INSTRUCTIONS FOR THE TASK ▸ Rewrite the stretch of the records from the line containing "logo: KSV NIMA — [108, 172, 142, 179]" through the line containing "x-axis-label: Tiempo /", replacing "caption" with "panel-label" and keeping everything else the same.

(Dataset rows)
^^^^^^^^

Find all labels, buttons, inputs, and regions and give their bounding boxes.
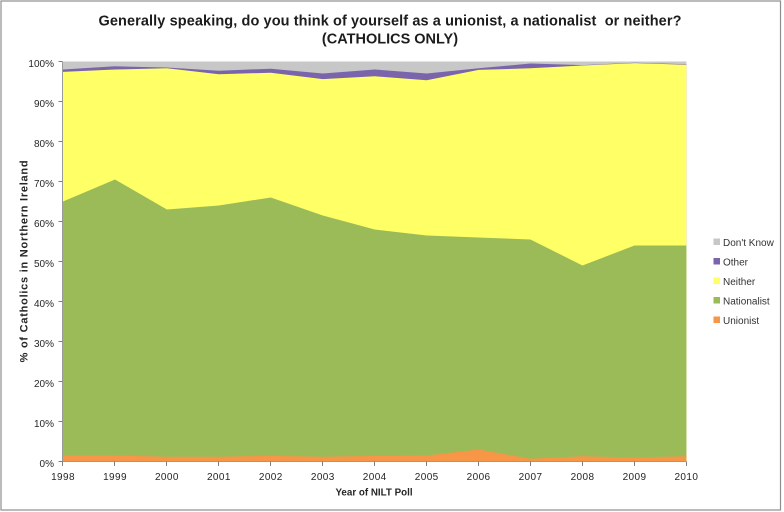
svg-text:% of Catholics in Northern Ire: % of Catholics in Northern Ireland [19,160,31,363]
svg-text:Other: Other [723,258,749,269]
svg-text:1999: 1999 [103,472,127,483]
svg-text:(CATHOLICS ONLY): (CATHOLICS ONLY) [322,32,458,48]
svg-text:2006: 2006 [467,472,491,483]
svg-text:80%: 80% [34,139,54,150]
svg-text:2010: 2010 [674,472,698,483]
svg-text:20%: 20% [34,379,54,390]
svg-text:2000: 2000 [155,472,179,483]
svg-text:40%: 40% [34,299,54,310]
svg-text:1998: 1998 [51,472,75,483]
svg-text:60%: 60% [34,219,54,230]
svg-text:2005: 2005 [415,472,439,483]
svg-text:2002: 2002 [259,472,283,483]
svg-text:2009: 2009 [623,472,647,483]
svg-text:2004: 2004 [363,472,387,483]
svg-text:Generally speaking, do you thi: Generally speaking, do you think of your… [98,14,681,30]
svg-text:10%: 10% [34,419,54,430]
svg-text:2003: 2003 [311,472,335,483]
svg-text:100%: 100% [28,59,54,70]
svg-text:2001: 2001 [207,472,231,483]
svg-text:Don't Know: Don't Know [723,238,775,249]
svg-text:30%: 30% [34,339,54,350]
svg-text:Unionist: Unionist [723,316,759,327]
svg-text:70%: 70% [34,179,54,190]
svg-text:Neither: Neither [723,277,756,288]
svg-text:50%: 50% [34,259,54,270]
svg-text:2008: 2008 [571,472,595,483]
svg-text:0%: 0% [40,459,55,470]
svg-text:2007: 2007 [519,472,543,483]
svg-text:Year of NILT Poll: Year of NILT Poll [335,488,412,499]
svg-text:Nationalist: Nationalist [723,297,770,308]
svg-text:90%: 90% [34,99,54,110]
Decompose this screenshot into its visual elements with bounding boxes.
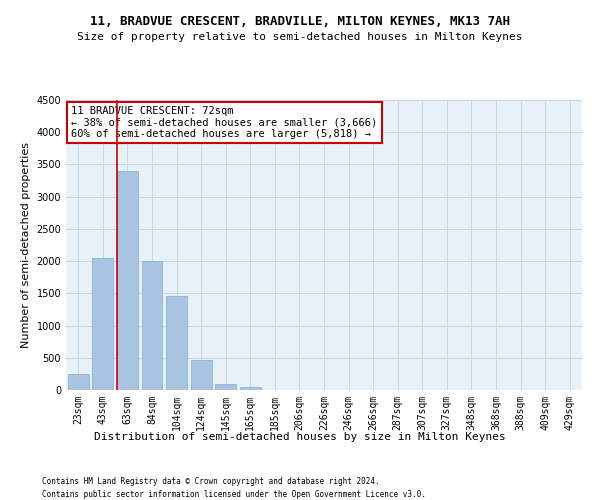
Y-axis label: Number of semi-detached properties: Number of semi-detached properties — [21, 142, 31, 348]
Bar — [240, 387, 261, 390]
Bar — [117, 171, 138, 390]
Text: Size of property relative to semi-detached houses in Milton Keynes: Size of property relative to semi-detach… — [77, 32, 523, 42]
Text: 11 BRADVUE CRESCENT: 72sqm
← 38% of semi-detached houses are smaller (3,666)
60%: 11 BRADVUE CRESCENT: 72sqm ← 38% of semi… — [71, 106, 377, 139]
Text: Distribution of semi-detached houses by size in Milton Keynes: Distribution of semi-detached houses by … — [94, 432, 506, 442]
Text: Contains HM Land Registry data © Crown copyright and database right 2024.: Contains HM Land Registry data © Crown c… — [42, 478, 380, 486]
Bar — [215, 384, 236, 390]
Bar — [142, 261, 163, 390]
Bar — [191, 360, 212, 390]
Text: 11, BRADVUE CRESCENT, BRADVILLE, MILTON KEYNES, MK13 7AH: 11, BRADVUE CRESCENT, BRADVILLE, MILTON … — [90, 15, 510, 28]
Bar — [68, 374, 89, 390]
Text: Contains public sector information licensed under the Open Government Licence v3: Contains public sector information licen… — [42, 490, 426, 499]
Bar — [166, 296, 187, 390]
Bar — [92, 258, 113, 390]
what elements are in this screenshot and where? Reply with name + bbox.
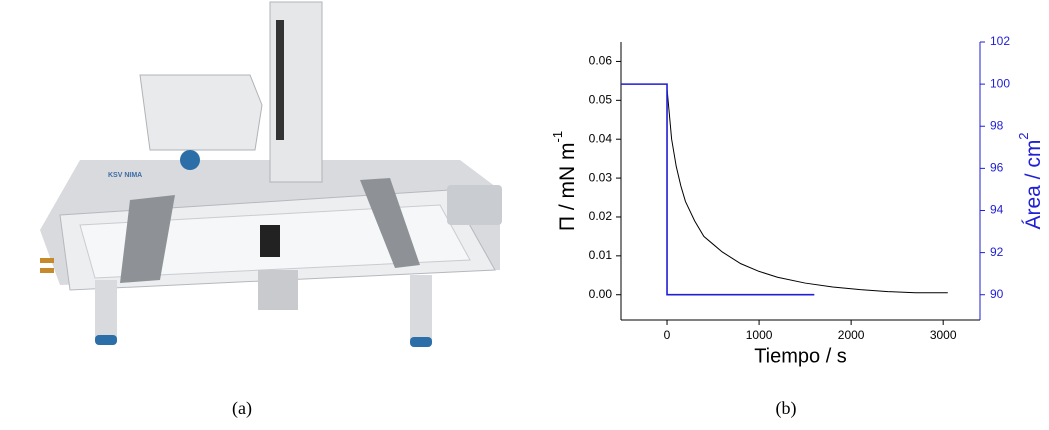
logo: KSV NIMA — [108, 172, 142, 179]
y-tick-label: 0.05 — [589, 92, 613, 106]
data-line — [666, 88, 948, 295]
y2-axis-label-sup: 2 — [1016, 132, 1031, 139]
y-tick-label: 0.00 — [589, 287, 613, 301]
x-tick-label: 3000 — [930, 328, 957, 342]
x-tick-label: 1000 — [746, 328, 773, 342]
y2-tick-label: 100 — [990, 76, 1010, 90]
y2-axis-label-text: Área / cm — [1022, 140, 1045, 230]
y-axis-label: Π / mN m-1 — [550, 131, 578, 231]
y2-tick-label: 96 — [990, 161, 1004, 175]
caption: (b) — [776, 398, 797, 419]
y2-tick-label: 98 — [990, 118, 1004, 132]
x-tick-label: 0 — [664, 328, 671, 342]
y-tick-label: 0.03 — [589, 170, 613, 184]
y2-tick-label: 102 — [990, 34, 1010, 48]
y-tick-label: 0.01 — [589, 248, 613, 262]
chart: 0 1000 2000 3000 0.00 0.01 0.02 0.03 0.04 0.05 0.0… — [550, 34, 1044, 367]
x-tick-label: 2000 — [838, 328, 865, 342]
y2-axis-label: Área / cm2 — [1016, 132, 1044, 229]
caption: (a) — [232, 398, 252, 419]
y2-tick-label: 94 — [990, 203, 1004, 217]
device-photo: KSV NIMA — [40, 1, 502, 347]
y2-tick-label: 90 — [990, 287, 1004, 301]
y-tick-label: 0.04 — [589, 131, 613, 145]
data-line — [621, 83, 815, 296]
y-axis-label-text: Π / mN m — [556, 142, 579, 231]
y-tick-label: 0.06 — [589, 54, 613, 68]
y-tick-label: 0.02 — [589, 209, 613, 223]
y2-tick-label: 92 — [990, 245, 1004, 259]
y-axis-label-sup: -1 — [550, 131, 565, 143]
x-axis-label: Tiempo / s — [754, 345, 847, 367]
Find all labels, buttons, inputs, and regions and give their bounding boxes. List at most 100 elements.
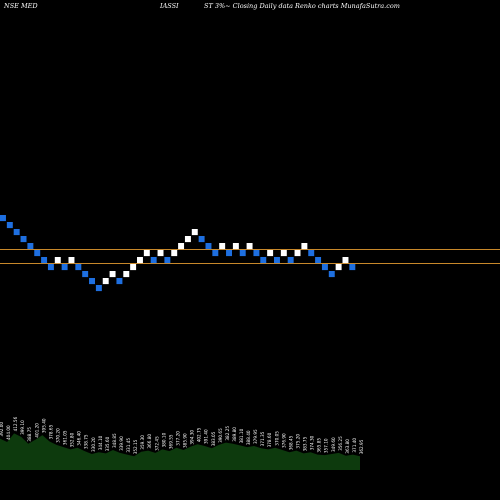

^^^^^^^^

RESPONSE TO THE TASK ▸
logo: KSV NIMA — [108, 172, 142, 179]
y-tick-label: 0.05 — [589, 92, 613, 106]
data-line — [666, 88, 948, 295]
y2-axis-label-sup: 2 — [1016, 132, 1031, 139]
y-tick-label: 0.00 — [589, 287, 613, 301]
x-tick-label: 3000 — [930, 328, 957, 342]
x-tick-label: 1000 — [746, 328, 773, 342]
y2-tick-label: 100 — [990, 76, 1010, 90]
y2-axis-label-text: Área / cm — [1022, 140, 1045, 230]
y-axis-label: Π / mN m-1 — [550, 131, 578, 231]
y2-tick-label: 96 — [990, 161, 1004, 175]
panel-label: (b) — [776, 398, 797, 419]
y2-tick-label: 98 — [990, 118, 1004, 132]
x-tick-label: 0 — [664, 328, 671, 342]
y-tick-label: 0.03 — [589, 170, 613, 184]
y2-tick-label: 102 — [990, 34, 1010, 48]
y-tick-label: 0.01 — [589, 248, 613, 262]
chart: 0 1000 2000 3000 0.00 0.01 0.02 0.03 0.04 0.05 0.0… — [550, 34, 1044, 367]
x-tick-label: 2000 — [838, 328, 865, 342]
y2-axis-label: Área / cm2 — [1016, 132, 1044, 229]
panel-label: (a) — [232, 398, 252, 419]
y2-tick-label: 94 — [990, 203, 1004, 217]
device-photo: KSV NIMA — [40, 1, 502, 347]
y2-tick-label: 90 — [990, 287, 1004, 301]
y-tick-label: 0.04 — [589, 131, 613, 145]
data-line — [621, 83, 815, 296]
y-axis-label-text: Π / mN m — [556, 142, 579, 231]
y-tick-label: 0.06 — [589, 54, 613, 68]
y-tick-label: 0.02 — [589, 209, 613, 223]
y2-tick-label: 92 — [990, 245, 1004, 259]
y-axis-label-sup: -1 — [550, 131, 565, 143]
x-axis-label: Tiempo / s — [754, 345, 847, 367]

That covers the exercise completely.